**WHAT YOU ARE ASKED TO DO**
Reproduce every line of the listing as written, apart from the pictures.

Dataset records
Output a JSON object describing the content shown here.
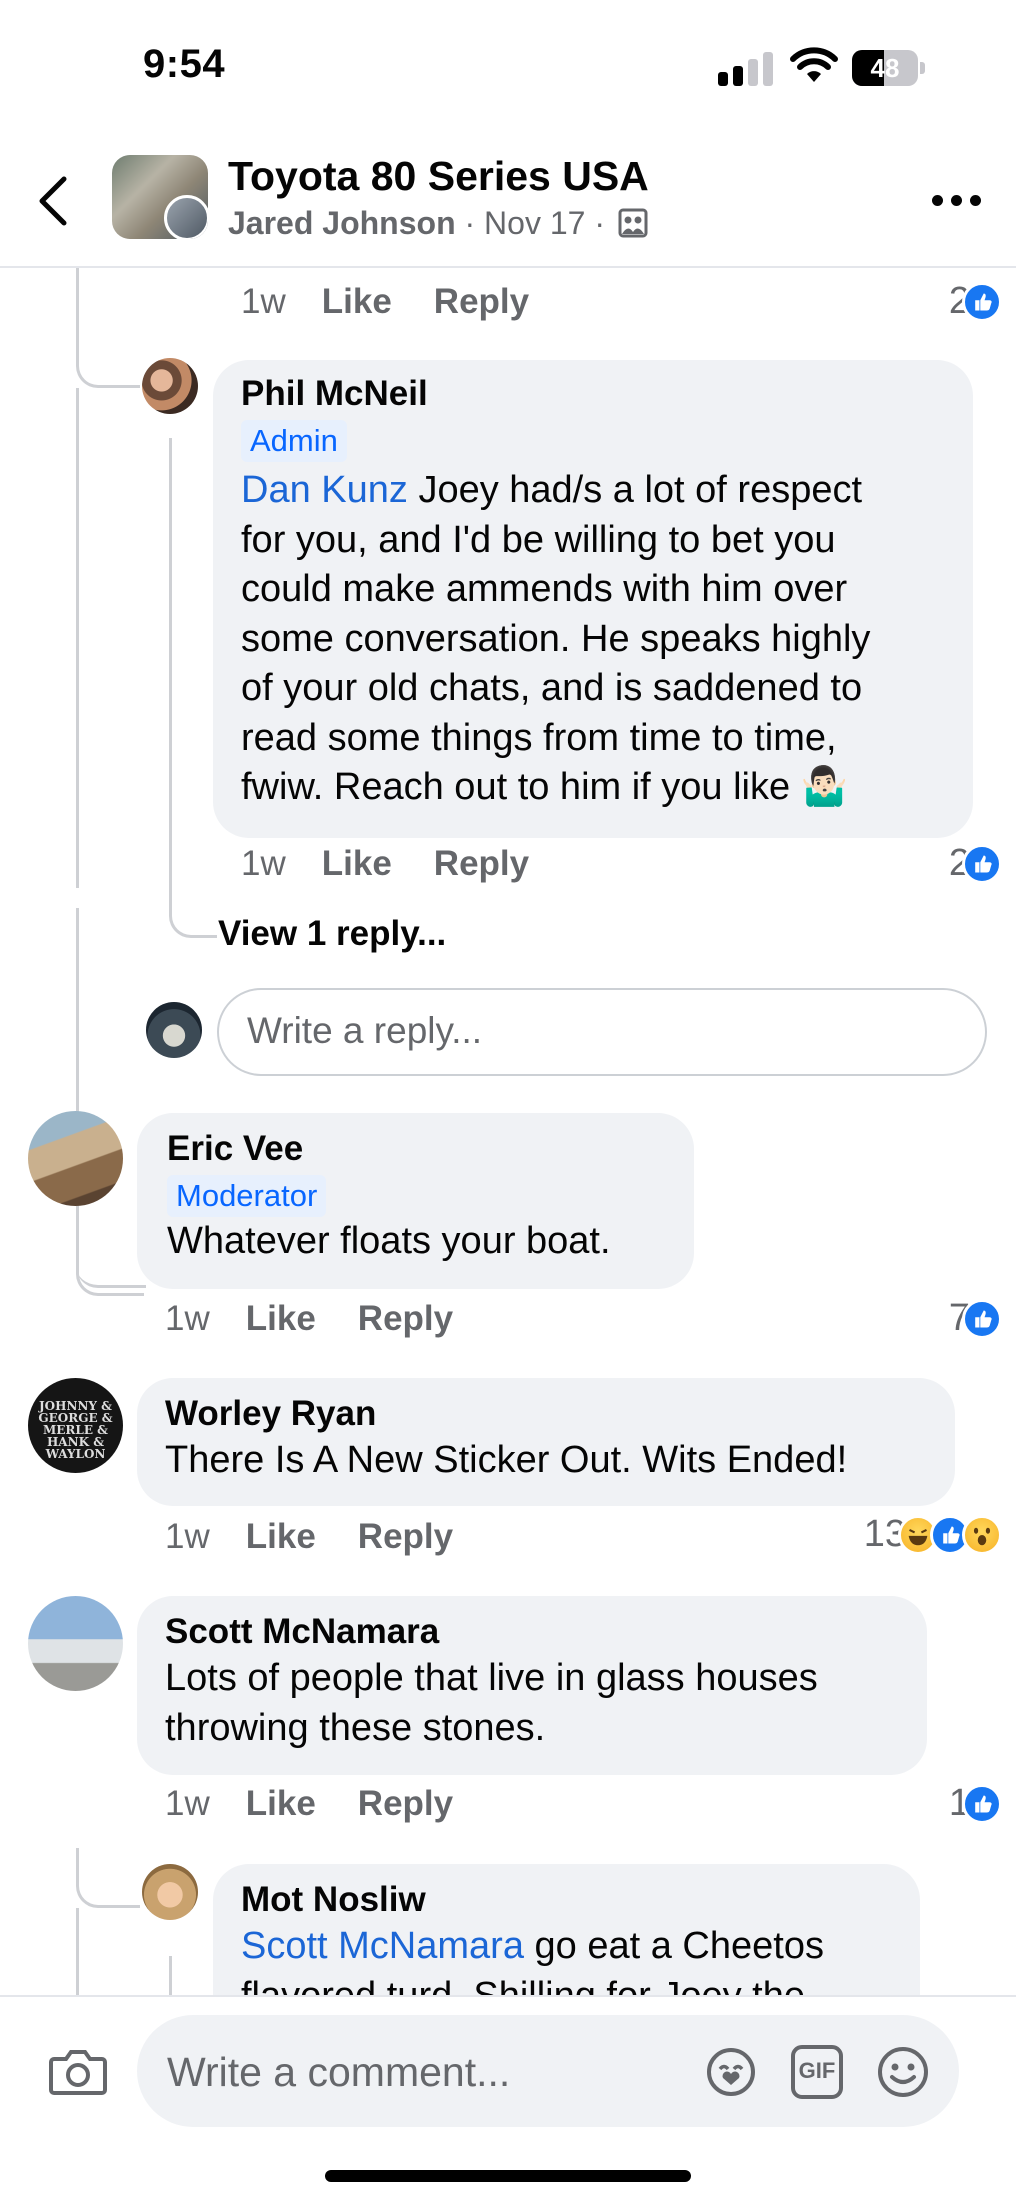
{
  "status_bar": {
    "time": "9:54",
    "battery": "48",
    "battery_level": 0.48,
    "signal_bars_active": 2
  },
  "header": {
    "group_name": "Toyota 80 Series USA",
    "author": "Jared Johnson",
    "separator": "·",
    "date": "Nov 17",
    "back_icon": "chevron-left-icon",
    "privacy_icon": "group-privacy-icon",
    "more_icon": "more-horizontal-icon"
  },
  "prev_comment_actions": {
    "ago": "1w",
    "like": "Like",
    "reply": "Reply",
    "reaction_count": "2"
  },
  "comments": [
    {
      "name": "Phil McNeil",
      "role": "Admin",
      "mention": "Dan Kunz",
      "text_lines": [
        " Joey had/s a lot of respect",
        "for you, and I'd be willing to bet you",
        "could make ammends with him over",
        "some conversation. He speaks highly",
        "of your old chats, and is saddened to",
        "read some things from time to time,",
        "fwiw. Reach out to him if you like 🤷🏻‍♂️"
      ],
      "ago": "1w",
      "like": "Like",
      "reply": "Reply",
      "reaction_count": "2",
      "view_replies": "View 1 reply..."
    },
    {
      "name": "Eric Vee",
      "role": "Moderator",
      "text": "Whatever floats your boat.",
      "ago": "1w",
      "like": "Like",
      "reply": "Reply",
      "reaction_count": "7"
    },
    {
      "name": "Worley Ryan",
      "text": "There Is A New Sticker Out. Wits Ended!",
      "ago": "1w",
      "like": "Like",
      "reply": "Reply",
      "reaction_count": "13",
      "avatar_text": [
        "JOHNNY &",
        "GEORGE &",
        "MERLE &",
        "HANK &",
        "WAYLON"
      ]
    },
    {
      "name": "Scott McNamara",
      "text_lines": [
        "Lots of people that live in glass houses",
        "throwing these stones."
      ],
      "ago": "1w",
      "like": "Like",
      "reply": "Reply",
      "reaction_count": "1"
    },
    {
      "name": "Mot Nosliw",
      "mention": "Scott McNamara",
      "text_lines": [
        " go eat a Cheetos",
        "flavored turd. Shilling for Joey the"
      ]
    }
  ],
  "reply_input": {
    "placeholder": "Write a reply..."
  },
  "composer": {
    "placeholder": "Write a comment...",
    "camera_icon": "camera-icon",
    "avatar_icon": "avatar-sticker-icon",
    "gif_label": "GIF",
    "emoji_icon": "emoji-icon"
  },
  "colors": {
    "accent": "#1877f2",
    "mention": "#1b66d6",
    "bubble": "#f0f2f5",
    "muted": "#65676b"
  }
}
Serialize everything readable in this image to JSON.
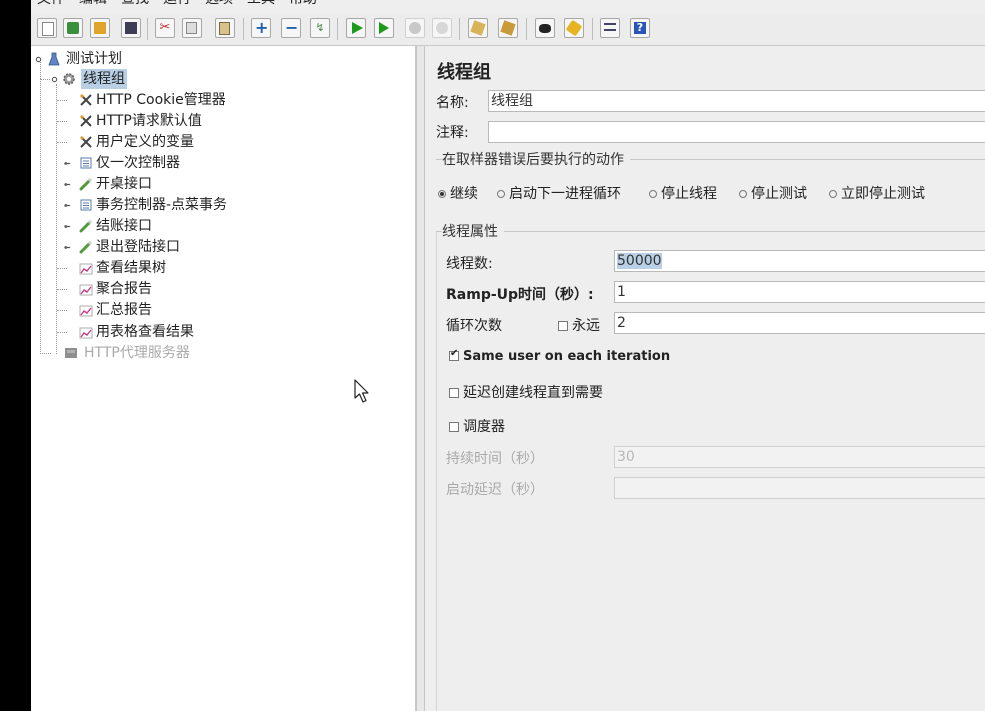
{
  "menu": [
    "文件",
    "编辑",
    "查找",
    "运行",
    "选项",
    "工具",
    "帮助"
  ],
  "toolbar_icons": [
    "new-icon",
    "templates-icon",
    "open-icon",
    "save-icon",
    "cut-icon",
    "copy-icon",
    "paste-icon",
    "expand-icon",
    "collapse-icon",
    "toggle-icon",
    "start-icon",
    "start-no-pause-icon",
    "stop-icon",
    "shutdown-icon",
    "clear-icon",
    "clear-all-icon",
    "search-icon",
    "reset-search-icon",
    "function-helper-icon",
    "help-icon"
  ],
  "tree": {
    "root": "测试计划",
    "thread_group": "线程组",
    "children": [
      {
        "label": "HTTP Cookie管理器",
        "icon": "config-icon"
      },
      {
        "label": "HTTP请求默认值",
        "icon": "config-icon"
      },
      {
        "label": "用户定义的变量",
        "icon": "config-icon"
      },
      {
        "label": "仅一次控制器",
        "icon": "controller-icon"
      },
      {
        "label": "开桌接口",
        "icon": "sampler-icon"
      },
      {
        "label": "事务控制器-点菜事务",
        "icon": "controller-icon"
      },
      {
        "label": "结账接口",
        "icon": "sampler-icon"
      },
      {
        "label": "退出登陆接口",
        "icon": "sampler-icon"
      },
      {
        "label": "查看结果树",
        "icon": "listener-icon"
      },
      {
        "label": "聚合报告",
        "icon": "listener-icon"
      },
      {
        "label": "汇总报告",
        "icon": "listener-icon"
      },
      {
        "label": "用表格查看结果",
        "icon": "listener-icon"
      }
    ],
    "proxy": "HTTP代理服务器"
  },
  "panel": {
    "title": "线程组",
    "name_label": "名称:",
    "name_value": "线程组",
    "comment_label": "注释:",
    "comment_value": "",
    "error_group_title": "在取样器错误后要执行的动作",
    "error_actions": [
      "继续",
      "启动下一进程循环",
      "停止线程",
      "停止测试",
      "立即停止测试"
    ],
    "error_selected": "继续",
    "props_group_title": "线程属性",
    "threads_label": "线程数:",
    "threads_value": "50000",
    "rampup_label": "Ramp-Up时间（秒）:",
    "rampup_value": "1",
    "loop_label": "循环次数",
    "forever_label": "永远",
    "forever_checked": false,
    "loop_value": "2",
    "same_user_label": "Same user on each iteration",
    "same_user_checked": true,
    "delay_label": "延迟创建线程直到需要",
    "delay_checked": false,
    "scheduler_label": "调度器",
    "scheduler_checked": false,
    "duration_label": "持续时间（秒）",
    "duration_value": "30",
    "startup_delay_label": "启动延迟（秒）",
    "startup_delay_value": ""
  },
  "colors": {
    "selection": "#b8cfe5",
    "disabled_text": "#aaaaaa",
    "panel_bg": "#eeeeee"
  }
}
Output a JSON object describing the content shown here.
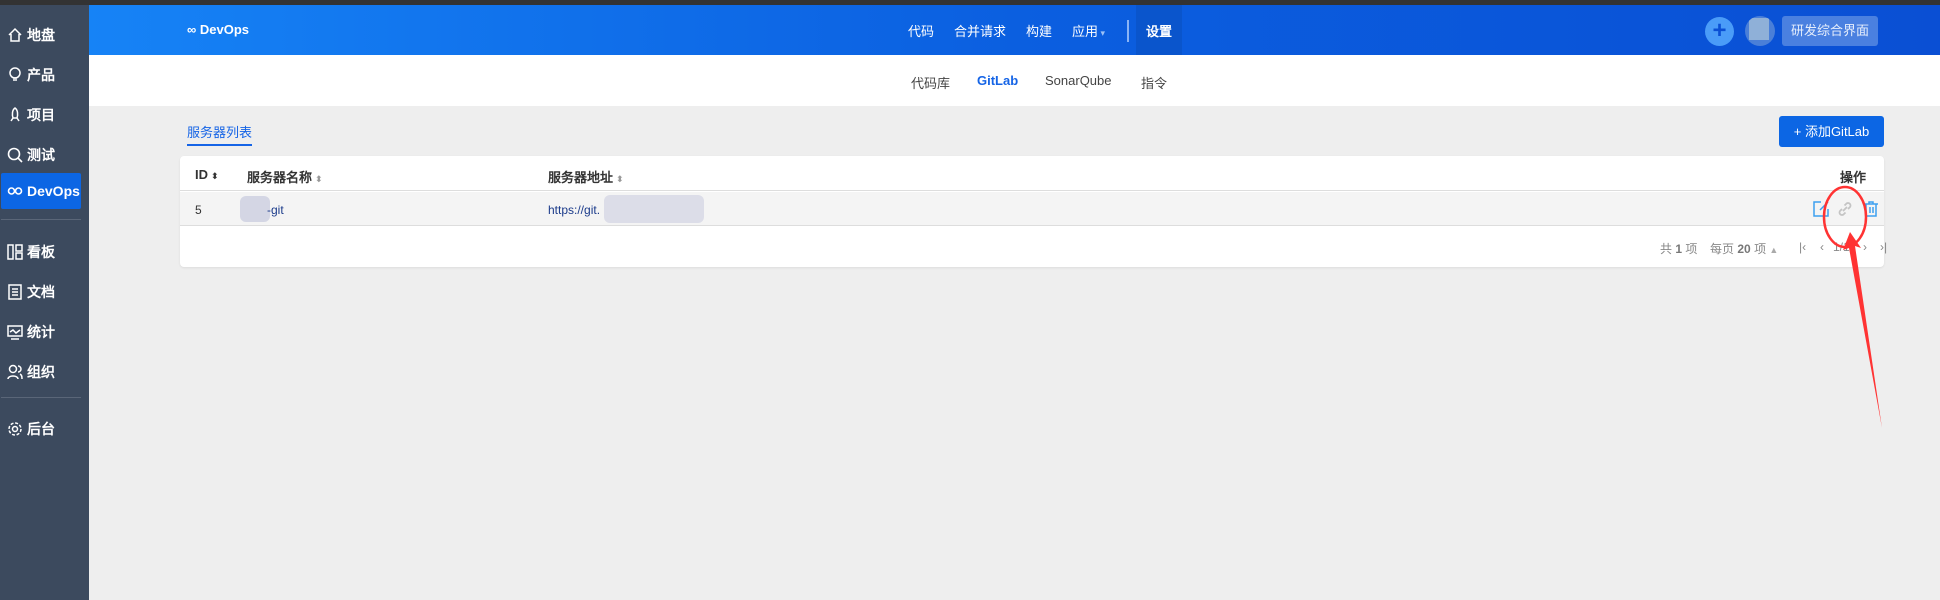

**ANSWER TO THIS PROBLEM**
Output a JSON object describing the content shown here.
{
  "status_bar": {
    "time": "9:54",
    "battery": "48",
    "battery_level": 0.48,
    "signal_bars_active": 2
  },
  "header": {
    "group_name": "Toyota 80 Series USA",
    "author": "Jared Johnson",
    "separator": "·",
    "date": "Nov 17",
    "back_icon": "chevron-left-icon",
    "privacy_icon": "group-privacy-icon",
    "more_icon": "more-horizontal-icon"
  },
  "prev_comment_actions": {
    "ago": "1w",
    "like": "Like",
    "reply": "Reply",
    "reaction_count": "2"
  },
  "comments": [
    {
      "name": "Phil McNeil",
      "role": "Admin",
      "mention": "Dan Kunz",
      "text_lines": [
        " Joey had/s a lot of respect",
        "for you, and I'd be willing to bet you",
        "could make ammends with him over",
        "some conversation. He speaks highly",
        "of your old chats, and is saddened to",
        "read some things from time to time,",
        "fwiw. Reach out to him if you like 🤷🏻‍♂️"
      ],
      "ago": "1w",
      "like": "Like",
      "reply": "Reply",
      "reaction_count": "2",
      "view_replies": "View 1 reply..."
    },
    {
      "name": "Eric Vee",
      "role": "Moderator",
      "text": "Whatever floats your boat.",
      "ago": "1w",
      "like": "Like",
      "reply": "Reply",
      "reaction_count": "7"
    },
    {
      "name": "Worley Ryan",
      "text": "There Is A New Sticker Out. Wits Ended!",
      "ago": "1w",
      "like": "Like",
      "reply": "Reply",
      "reaction_count": "13",
      "avatar_text": [
        "JOHNNY &",
        "GEORGE &",
        "MERLE &",
        "HANK &",
        "WAYLON"
      ]
    },
    {
      "name": "Scott McNamara",
      "text_lines": [
        "Lots of people that live in glass houses",
        "throwing these stones."
      ],
      "ago": "1w",
      "like": "Like",
      "reply": "Reply",
      "reaction_count": "1"
    },
    {
      "name": "Mot Nosliw",
      "mention": "Scott McNamara",
      "text_lines": [
        " go eat a Cheetos",
        "flavored turd. Shilling for Joey the"
      ]
    }
  ],
  "reply_input": {
    "placeholder": "Write a reply..."
  },
  "composer": {
    "placeholder": "Write a comment...",
    "camera_icon": "camera-icon",
    "avatar_icon": "avatar-sticker-icon",
    "gif_label": "GIF",
    "emoji_icon": "emoji-icon"
  },
  "colors": {
    "accent": "#1877f2",
    "mention": "#1b66d6",
    "bubble": "#f0f2f5",
    "muted": "#65676b"
  }
}
Serialize everything readable in this image to JSON.
{
  "menu": [
    "文件",
    "编辑",
    "查找",
    "运行",
    "选项",
    "工具",
    "帮助"
  ],
  "toolbar_icons": [
    "new-icon",
    "templates-icon",
    "open-icon",
    "save-icon",
    "cut-icon",
    "copy-icon",
    "paste-icon",
    "expand-icon",
    "collapse-icon",
    "toggle-icon",
    "start-icon",
    "start-no-pause-icon",
    "stop-icon",
    "shutdown-icon",
    "clear-icon",
    "clear-all-icon",
    "search-icon",
    "reset-search-icon",
    "function-helper-icon",
    "help-icon"
  ],
  "tree": {
    "root": "测试计划",
    "thread_group": "线程组",
    "children": [
      {
        "label": "HTTP Cookie管理器",
        "icon": "config-icon"
      },
      {
        "label": "HTTP请求默认值",
        "icon": "config-icon"
      },
      {
        "label": "用户定义的变量",
        "icon": "config-icon"
      },
      {
        "label": "仅一次控制器",
        "icon": "controller-icon"
      },
      {
        "label": "开桌接口",
        "icon": "sampler-icon"
      },
      {
        "label": "事务控制器-点菜事务",
        "icon": "controller-icon"
      },
      {
        "label": "结账接口",
        "icon": "sampler-icon"
      },
      {
        "label": "退出登陆接口",
        "icon": "sampler-icon"
      },
      {
        "label": "查看结果树",
        "icon": "listener-icon"
      },
      {
        "label": "聚合报告",
        "icon": "listener-icon"
      },
      {
        "label": "汇总报告",
        "icon": "listener-icon"
      },
      {
        "label": "用表格查看结果",
        "icon": "listener-icon"
      }
    ],
    "proxy": "HTTP代理服务器"
  },
  "panel": {
    "title": "线程组",
    "name_label": "名称:",
    "name_value": "线程组",
    "comment_label": "注释:",
    "comment_value": "",
    "error_group_title": "在取样器错误后要执行的动作",
    "error_actions": [
      "继续",
      "启动下一进程循环",
      "停止线程",
      "停止测试",
      "立即停止测试"
    ],
    "error_selected": "继续",
    "props_group_title": "线程属性",
    "threads_label": "线程数:",
    "threads_value": "50000",
    "rampup_label": "Ramp-Up时间（秒）:",
    "rampup_value": "1",
    "loop_label": "循环次数",
    "forever_label": "永远",
    "forever_checked": false,
    "loop_value": "2",
    "same_user_label": "Same user on each iteration",
    "same_user_checked": true,
    "delay_label": "延迟创建线程直到需要",
    "delay_checked": false,
    "scheduler_label": "调度器",
    "scheduler_checked": false,
    "duration_label": "持续时间（秒）",
    "duration_value": "30",
    "startup_delay_label": "启动延迟（秒）",
    "startup_delay_value": ""
  },
  "colors": {
    "selection": "#b8cfe5",
    "disabled_text": "#aaaaaa",
    "panel_bg": "#eeeeee"
  }
}
Output a JSON object describing the content shown here.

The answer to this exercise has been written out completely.